Problem requirements: Set each record down exactly, excluding all images.

________

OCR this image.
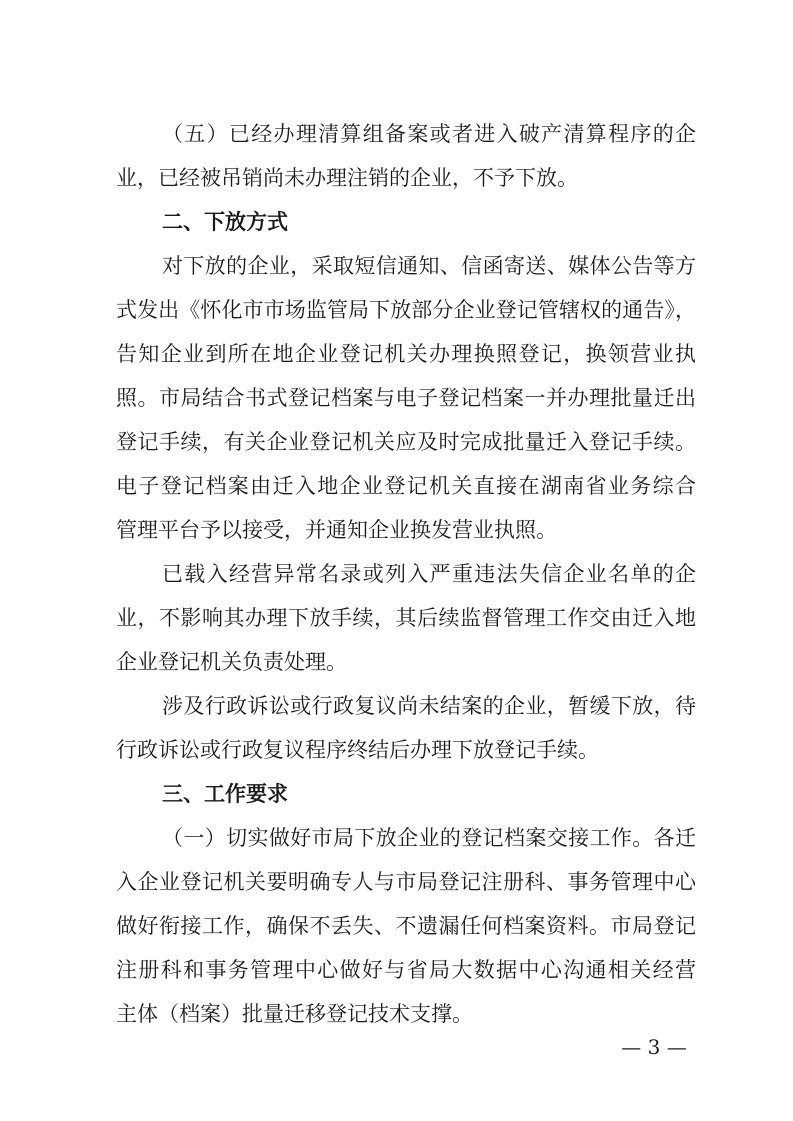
（五）已经办理清算组备案或者进入破产清算程序的企
业，已经被吊销尚未办理注销的企业，不予下放。
二、下放方式
对下放的企业，采取短信通知、信函寄送、媒体公告等方
式发出《怀化市市场监管局下放部分企业登记管辖权的通告》，
告知企业到所在地企业登记机关办理换照登记，换领营业执
照。市局结合书式登记档案与电子登记档案一并办理批量迁出
登记手续，有关企业登记机关应及时完成批量迁入登记手续。
电子登记档案由迁入地企业登记机关直接在湖南省业务综合
管理平台予以接受，并通知企业换发营业执照。
已载入经营异常名录或列入严重违法失信企业名单的企
业，不影响其办理下放手续，其后续监督管理工作交由迁入地
企业登记机关负责处理。
涉及行政诉讼或行政复议尚未结案的企业，暂缓下放，待
行政诉讼或行政复议程序终结后办理下放登记手续。
三、工作要求
（一）切实做好市局下放企业的登记档案交接工作。各迁
入企业登记机关要明确专人与市局登记注册科、事务管理中心
做好衔接工作，确保不丢失、不遗漏任何档案资料。市局登记
注册科和事务管理中心做好与省局大数据中心沟通相关经营
主体（档案）批量迁移登记技术支撑。
— 3 —
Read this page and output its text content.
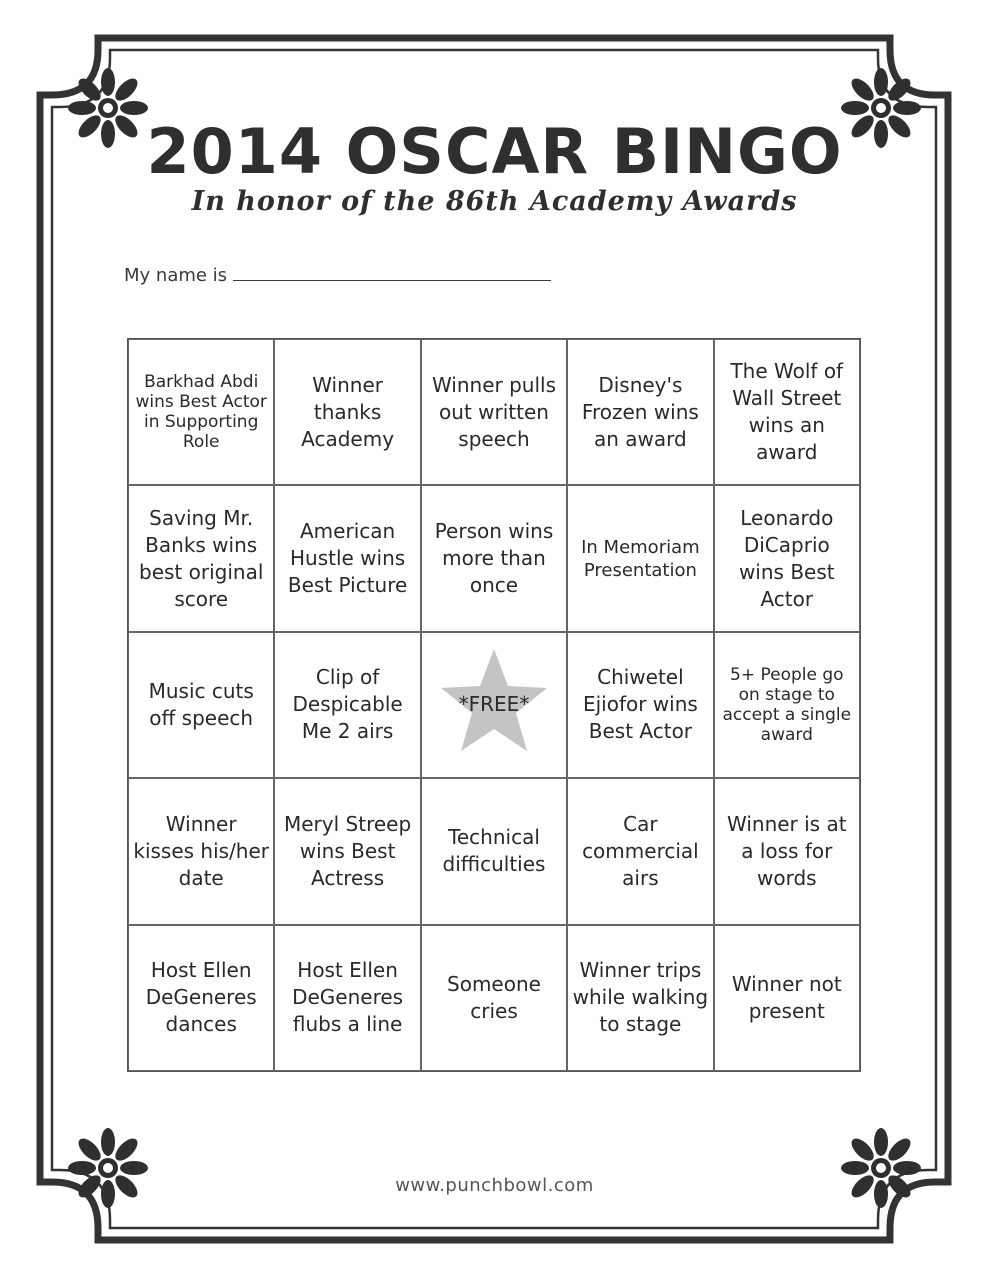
2014 OSCAR BINGO
In honor of the 86th Academy Awards
My name is
Barkhad Abdi wins Best Actor in Supporting Role
Winner thanks Academy
Winner pulls out written speech
Disney's Frozen wins an award
The Wolf of Wall Street wins an award
Saving Mr. Banks wins best original score
American Hustle wins Best Picture
Person wins more than once
In Memoriam Presentation
Leonardo DiCaprio wins Best Actor
Music cuts off speech
Clip of Despicable Me 2 airs
*FREE*
Chiwetel Ejiofor wins Best Actor
5+ People go on stage to accept a single award
Winner kisses his/her date
Meryl Streep wins Best Actress
Technical difficulties
Car commercial airs
Winner is at a loss for words
Host Ellen DeGeneres dances
Host Ellen DeGeneres flubs a line
Someone cries
Winner trips while walking to stage
Winner not present
www.punchbowl.com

________

Task answer:
OCR this image.
（五）已经办理清算组备案或者进入破产清算程序的企
业，已经被吊销尚未办理注销的企业，不予下放。
二、下放方式
对下放的企业，采取短信通知、信函寄送、媒体公告等方
式发出《怀化市市场监管局下放部分企业登记管辖权的通告》，
告知企业到所在地企业登记机关办理换照登记，换领营业执
照。市局结合书式登记档案与电子登记档案一并办理批量迁出
登记手续，有关企业登记机关应及时完成批量迁入登记手续。
电子登记档案由迁入地企业登记机关直接在湖南省业务综合
管理平台予以接受，并通知企业换发营业执照。
已载入经营异常名录或列入严重违法失信企业名单的企
业，不影响其办理下放手续，其后续监督管理工作交由迁入地
企业登记机关负责处理。
涉及行政诉讼或行政复议尚未结案的企业，暂缓下放，待
行政诉讼或行政复议程序终结后办理下放登记手续。
三、工作要求
（一）切实做好市局下放企业的登记档案交接工作。各迁
入企业登记机关要明确专人与市局登记注册科、事务管理中心
做好衔接工作，确保不丢失、不遗漏任何档案资料。市局登记
注册科和事务管理中心做好与省局大数据中心沟通相关经营
主体（档案）批量迁移登记技术支撑。
— 3 —
Read this page and output its text content.
2014 OSCAR BINGO
In honor of the 86th Academy Awards
My name is
Barkhad Abdi wins Best Actor in Supporting Role
Winner thanks Academy
Winner pulls out written speech
Disney's Frozen wins an award
The Wolf of Wall Street wins an award
Saving Mr. Banks wins best original score
American Hustle wins Best Picture
Person wins more than once
In Memoriam Presentation
Leonardo DiCaprio wins Best Actor
Music cuts off speech
Clip of Despicable Me 2 airs
*FREE*
Chiwetel Ejiofor wins Best Actor
5+ People go on stage to accept a single award
Winner kisses his/her date
Meryl Streep wins Best Actress
Technical difficulties
Car commercial airs
Winner is at a loss for words
Host Ellen DeGeneres dances
Host Ellen DeGeneres flubs a line
Someone cries
Winner trips while walking to stage
Winner not present
www.punchbowl.com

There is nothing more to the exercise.